What is asked -
Retype every entry in its entirety, without alteration.
── Raw records ──
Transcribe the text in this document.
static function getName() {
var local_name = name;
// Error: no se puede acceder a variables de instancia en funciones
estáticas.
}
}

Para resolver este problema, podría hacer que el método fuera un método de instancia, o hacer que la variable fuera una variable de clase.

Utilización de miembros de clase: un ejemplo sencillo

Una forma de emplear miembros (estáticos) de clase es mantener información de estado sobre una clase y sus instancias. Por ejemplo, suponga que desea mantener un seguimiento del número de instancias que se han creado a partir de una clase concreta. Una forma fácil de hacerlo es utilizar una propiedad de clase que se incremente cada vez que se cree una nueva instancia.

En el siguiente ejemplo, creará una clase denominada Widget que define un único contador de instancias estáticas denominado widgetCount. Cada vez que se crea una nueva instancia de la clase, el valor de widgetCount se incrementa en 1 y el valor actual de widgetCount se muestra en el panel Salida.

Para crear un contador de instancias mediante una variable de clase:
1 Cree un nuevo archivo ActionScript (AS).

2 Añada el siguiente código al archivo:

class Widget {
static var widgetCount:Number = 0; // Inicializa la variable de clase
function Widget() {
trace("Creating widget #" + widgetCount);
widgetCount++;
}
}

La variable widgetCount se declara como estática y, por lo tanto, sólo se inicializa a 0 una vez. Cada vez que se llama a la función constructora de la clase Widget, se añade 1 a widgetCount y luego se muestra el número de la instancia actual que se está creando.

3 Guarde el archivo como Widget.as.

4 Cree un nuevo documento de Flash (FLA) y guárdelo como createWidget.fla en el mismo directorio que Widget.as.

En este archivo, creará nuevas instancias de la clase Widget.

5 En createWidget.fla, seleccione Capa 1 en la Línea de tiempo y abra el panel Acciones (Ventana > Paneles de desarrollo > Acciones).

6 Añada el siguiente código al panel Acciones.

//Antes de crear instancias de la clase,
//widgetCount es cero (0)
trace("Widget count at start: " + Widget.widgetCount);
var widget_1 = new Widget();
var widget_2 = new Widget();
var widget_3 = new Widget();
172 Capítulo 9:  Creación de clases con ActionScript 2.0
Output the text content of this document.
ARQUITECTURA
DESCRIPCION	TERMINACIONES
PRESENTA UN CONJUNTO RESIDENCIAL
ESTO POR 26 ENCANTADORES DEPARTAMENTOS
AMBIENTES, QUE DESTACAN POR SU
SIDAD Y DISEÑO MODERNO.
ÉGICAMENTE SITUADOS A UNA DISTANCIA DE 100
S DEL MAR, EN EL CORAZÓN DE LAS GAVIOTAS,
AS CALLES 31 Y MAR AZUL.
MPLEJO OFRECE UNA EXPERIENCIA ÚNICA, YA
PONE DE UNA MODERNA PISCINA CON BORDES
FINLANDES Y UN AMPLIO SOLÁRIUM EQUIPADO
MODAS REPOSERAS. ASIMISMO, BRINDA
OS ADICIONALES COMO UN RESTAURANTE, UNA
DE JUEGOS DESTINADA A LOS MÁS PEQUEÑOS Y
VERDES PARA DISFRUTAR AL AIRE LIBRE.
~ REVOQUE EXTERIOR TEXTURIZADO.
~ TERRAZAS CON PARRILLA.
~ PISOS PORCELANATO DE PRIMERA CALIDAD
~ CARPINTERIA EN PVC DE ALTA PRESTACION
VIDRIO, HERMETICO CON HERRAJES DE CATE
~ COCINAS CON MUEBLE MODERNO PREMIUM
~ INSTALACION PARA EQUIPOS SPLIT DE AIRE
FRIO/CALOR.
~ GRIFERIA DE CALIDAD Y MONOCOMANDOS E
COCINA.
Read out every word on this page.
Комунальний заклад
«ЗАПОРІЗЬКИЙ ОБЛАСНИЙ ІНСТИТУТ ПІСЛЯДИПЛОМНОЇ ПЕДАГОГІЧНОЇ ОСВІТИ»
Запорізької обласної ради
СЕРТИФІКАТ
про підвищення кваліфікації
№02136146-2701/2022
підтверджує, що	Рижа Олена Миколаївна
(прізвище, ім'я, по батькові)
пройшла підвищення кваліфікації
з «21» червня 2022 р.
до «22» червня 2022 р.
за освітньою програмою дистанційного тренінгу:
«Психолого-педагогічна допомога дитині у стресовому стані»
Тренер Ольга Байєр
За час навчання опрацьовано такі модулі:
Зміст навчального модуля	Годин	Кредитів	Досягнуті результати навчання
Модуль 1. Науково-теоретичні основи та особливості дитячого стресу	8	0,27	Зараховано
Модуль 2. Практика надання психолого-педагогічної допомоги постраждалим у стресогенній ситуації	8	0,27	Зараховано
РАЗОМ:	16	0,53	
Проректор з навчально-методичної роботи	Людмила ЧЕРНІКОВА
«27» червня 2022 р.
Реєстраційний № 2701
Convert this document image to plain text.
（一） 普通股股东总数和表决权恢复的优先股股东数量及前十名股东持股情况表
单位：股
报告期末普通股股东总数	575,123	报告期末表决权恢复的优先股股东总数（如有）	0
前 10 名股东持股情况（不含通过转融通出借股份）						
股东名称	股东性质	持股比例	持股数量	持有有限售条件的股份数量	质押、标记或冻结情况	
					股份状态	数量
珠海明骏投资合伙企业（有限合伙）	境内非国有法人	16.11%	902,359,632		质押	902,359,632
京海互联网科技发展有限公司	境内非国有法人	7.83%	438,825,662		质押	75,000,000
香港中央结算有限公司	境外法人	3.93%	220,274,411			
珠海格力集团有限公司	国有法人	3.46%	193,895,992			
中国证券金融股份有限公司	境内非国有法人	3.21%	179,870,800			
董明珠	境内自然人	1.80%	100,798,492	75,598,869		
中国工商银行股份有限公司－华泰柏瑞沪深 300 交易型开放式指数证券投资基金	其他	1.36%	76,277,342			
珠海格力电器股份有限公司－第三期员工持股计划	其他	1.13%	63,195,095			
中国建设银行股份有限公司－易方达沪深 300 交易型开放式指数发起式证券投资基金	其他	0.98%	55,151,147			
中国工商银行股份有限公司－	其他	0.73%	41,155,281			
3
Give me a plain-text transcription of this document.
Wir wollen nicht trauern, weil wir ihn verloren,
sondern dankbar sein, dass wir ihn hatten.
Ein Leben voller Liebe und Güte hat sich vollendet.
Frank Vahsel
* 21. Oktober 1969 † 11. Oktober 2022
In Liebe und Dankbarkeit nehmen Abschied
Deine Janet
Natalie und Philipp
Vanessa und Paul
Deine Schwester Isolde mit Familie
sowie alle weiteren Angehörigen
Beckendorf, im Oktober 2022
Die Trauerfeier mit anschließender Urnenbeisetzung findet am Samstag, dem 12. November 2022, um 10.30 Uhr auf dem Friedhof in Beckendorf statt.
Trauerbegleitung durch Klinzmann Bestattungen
───
Expected answer -
Transcribe the text in this document.
static function getName() {
var local_name = name;
// Error: no se puede acceder a variables de instancia en funciones
estáticas.
}
}

Para resolver este problema, podría hacer que el método fuera un método de instancia, o hacer que la variable fuera una variable de clase.

Utilización de miembros de clase: un ejemplo sencillo

Una forma de emplear miembros (estáticos) de clase es mantener información de estado sobre una clase y sus instancias. Por ejemplo, suponga que desea mantener un seguimiento del número de instancias que se han creado a partir de una clase concreta. Una forma fácil de hacerlo es utilizar una propiedad de clase que se incremente cada vez que se cree una nueva instancia.

En el siguiente ejemplo, creará una clase denominada Widget que define un único contador de instancias estáticas denominado widgetCount. Cada vez que se crea una nueva instancia de la clase, el valor de widgetCount se incrementa en 1 y el valor actual de widgetCount se muestra en el panel Salida.

Para crear un contador de instancias mediante una variable de clase:
1 Cree un nuevo archivo ActionScript (AS).

2 Añada el siguiente código al archivo:

class Widget {
static var widgetCount:Number = 0; // Inicializa la variable de clase
function Widget() {
trace("Creating widget #" + widgetCount);
widgetCount++;
}
}

La variable widgetCount se declara como estática y, por lo tanto, sólo se inicializa a 0 una vez. Cada vez que se llama a la función constructora de la clase Widget, se añade 1 a widgetCount y luego se muestra el número de la instancia actual que se está creando.

3 Guarde el archivo como Widget.as.

4 Cree un nuevo documento de Flash (FLA) y guárdelo como createWidget.fla en el mismo directorio que Widget.as.

En este archivo, creará nuevas instancias de la clase Widget.

5 En createWidget.fla, seleccione Capa 1 en la Línea de tiempo y abra el panel Acciones (Ventana > Paneles de desarrollo > Acciones).

6 Añada el siguiente código al panel Acciones.

//Antes de crear instancias de la clase,
//widgetCount es cero (0)
trace("Widget count at start: " + Widget.widgetCount);
var widget_1 = new Widget();
var widget_2 = new Widget();
var widget_3 = new Widget();
172 Capítulo 9:  Creación de clases con ActionScript 2.0
Output the text content of this document.
ARQUITECTURA
DESCRIPCION	TERMINACIONES
PRESENTA UN CONJUNTO RESIDENCIAL
ESTO POR 26 ENCANTADORES DEPARTAMENTOS
AMBIENTES, QUE DESTACAN POR SU
SIDAD Y DISEÑO MODERNO.
ÉGICAMENTE SITUADOS A UNA DISTANCIA DE 100
S DEL MAR, EN EL CORAZÓN DE LAS GAVIOTAS,
AS CALLES 31 Y MAR AZUL.
MPLEJO OFRECE UNA EXPERIENCIA ÚNICA, YA
PONE DE UNA MODERNA PISCINA CON BORDES
FINLANDES Y UN AMPLIO SOLÁRIUM EQUIPADO
MODAS REPOSERAS. ASIMISMO, BRINDA
OS ADICIONALES COMO UN RESTAURANTE, UNA
DE JUEGOS DESTINADA A LOS MÁS PEQUEÑOS Y
VERDES PARA DISFRUTAR AL AIRE LIBRE.
~ REVOQUE EXTERIOR TEXTURIZADO.
~ TERRAZAS CON PARRILLA.
~ PISOS PORCELANATO DE PRIMERA CALIDAD
~ CARPINTERIA EN PVC DE ALTA PRESTACION
VIDRIO, HERMETICO CON HERRAJES DE CATE
~ COCINAS CON MUEBLE MODERNO PREMIUM
~ INSTALACION PARA EQUIPOS SPLIT DE AIRE
FRIO/CALOR.
~ GRIFERIA DE CALIDAD Y MONOCOMANDOS E
COCINA.
Read out every word on this page.
Комунальний заклад
«ЗАПОРІЗЬКИЙ ОБЛАСНИЙ ІНСТИТУТ ПІСЛЯДИПЛОМНОЇ ПЕДАГОГІЧНОЇ ОСВІТИ»
Запорізької обласної ради
СЕРТИФІКАТ
про підвищення кваліфікації
№02136146-2701/2022
підтверджує, що	Рижа Олена Миколаївна
(прізвище, ім'я, по батькові)
пройшла підвищення кваліфікації
з «21» червня 2022 р.
до «22» червня 2022 р.
за освітньою програмою дистанційного тренінгу:
«Психолого-педагогічна допомога дитині у стресовому стані»
Тренер Ольга Байєр
За час навчання опрацьовано такі модулі:
Зміст навчального модуля	Годин	Кредитів	Досягнуті результати навчання
Модуль 1. Науково-теоретичні основи та особливості дитячого стресу	8	0,27	Зараховано
Модуль 2. Практика надання психолого-педагогічної допомоги постраждалим у стресогенній ситуації	8	0,27	Зараховано
РАЗОМ:	16	0,53	
Проректор з навчально-методичної роботи	Людмила ЧЕРНІКОВА
«27» червня 2022 р.
Реєстраційний № 2701
Convert this document image to plain text.
（一） 普通股股东总数和表决权恢复的优先股股东数量及前十名股东持股情况表
单位：股
报告期末普通股股东总数	575,123	报告期末表决权恢复的优先股股东总数（如有）	0
前 10 名股东持股情况（不含通过转融通出借股份）						
股东名称	股东性质	持股比例	持股数量	持有有限售条件的股份数量	质押、标记或冻结情况	
					股份状态	数量
珠海明骏投资合伙企业（有限合伙）	境内非国有法人	16.11%	902,359,632		质押	902,359,632
京海互联网科技发展有限公司	境内非国有法人	7.83%	438,825,662		质押	75,000,000
香港中央结算有限公司	境外法人	3.93%	220,274,411			
珠海格力集团有限公司	国有法人	3.46%	193,895,992			
中国证券金融股份有限公司	境内非国有法人	3.21%	179,870,800			
董明珠	境内自然人	1.80%	100,798,492	75,598,869		
中国工商银行股份有限公司－华泰柏瑞沪深 300 交易型开放式指数证券投资基金	其他	1.36%	76,277,342			
珠海格力电器股份有限公司－第三期员工持股计划	其他	1.13%	63,195,095			
中国建设银行股份有限公司－易方达沪深 300 交易型开放式指数发起式证券投资基金	其他	0.98%	55,151,147			
中国工商银行股份有限公司－	其他	0.73%	41,155,281			
3
Give me a plain-text transcription of this document.
Wir wollen nicht trauern, weil wir ihn verloren,
sondern dankbar sein, dass wir ihn hatten.
Ein Leben voller Liebe und Güte hat sich vollendet.
Frank Vahsel
* 21. Oktober 1969 † 11. Oktober 2022
In Liebe und Dankbarkeit nehmen Abschied
Deine Janet
Natalie und Philipp
Vanessa und Paul
Deine Schwester Isolde mit Familie
sowie alle weiteren Angehörigen
Beckendorf, im Oktober 2022
Die Trauerfeier mit anschließender Urnenbeisetzung findet am Samstag, dem 12. November 2022, um 10.30 Uhr auf dem Friedhof in Beckendorf statt.
Trauerbegleitung durch Klinzmann Bestattungen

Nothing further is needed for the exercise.